┌────────

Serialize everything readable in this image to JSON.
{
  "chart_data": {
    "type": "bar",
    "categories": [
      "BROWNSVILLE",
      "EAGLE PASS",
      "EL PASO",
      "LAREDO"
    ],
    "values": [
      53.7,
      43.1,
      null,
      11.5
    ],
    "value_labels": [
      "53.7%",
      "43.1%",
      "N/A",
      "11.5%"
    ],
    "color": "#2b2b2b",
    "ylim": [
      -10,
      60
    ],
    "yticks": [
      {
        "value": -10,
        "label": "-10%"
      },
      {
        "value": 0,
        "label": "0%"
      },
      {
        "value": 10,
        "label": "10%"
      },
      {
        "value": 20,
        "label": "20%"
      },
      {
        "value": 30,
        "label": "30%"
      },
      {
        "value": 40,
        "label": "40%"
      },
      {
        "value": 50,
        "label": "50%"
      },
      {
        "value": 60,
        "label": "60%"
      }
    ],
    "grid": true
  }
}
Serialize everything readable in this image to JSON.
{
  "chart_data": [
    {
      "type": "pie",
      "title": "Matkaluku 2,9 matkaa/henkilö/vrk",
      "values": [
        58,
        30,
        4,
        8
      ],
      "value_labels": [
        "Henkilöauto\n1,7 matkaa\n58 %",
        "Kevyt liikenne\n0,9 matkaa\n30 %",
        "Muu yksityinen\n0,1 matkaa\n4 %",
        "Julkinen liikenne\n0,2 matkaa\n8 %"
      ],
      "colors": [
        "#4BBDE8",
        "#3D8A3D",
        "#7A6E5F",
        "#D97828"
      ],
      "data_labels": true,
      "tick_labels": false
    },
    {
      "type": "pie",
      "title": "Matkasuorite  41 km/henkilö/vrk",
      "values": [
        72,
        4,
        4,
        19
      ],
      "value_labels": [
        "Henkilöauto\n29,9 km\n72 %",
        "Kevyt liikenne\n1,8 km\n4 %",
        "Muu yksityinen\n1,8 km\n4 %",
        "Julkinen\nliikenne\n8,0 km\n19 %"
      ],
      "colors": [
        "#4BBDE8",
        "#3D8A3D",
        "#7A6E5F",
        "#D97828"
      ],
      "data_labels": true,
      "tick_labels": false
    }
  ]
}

└────────

WRITTEN INSTRUCTION:
Copy out all lines where the word "yksityinen" appears.

COMPLETED EXERCISE:
        "Muu yksityinen\n0,1 matkaa\n4 %",
        "Muu yksityinen\n1,8 km\n4 %",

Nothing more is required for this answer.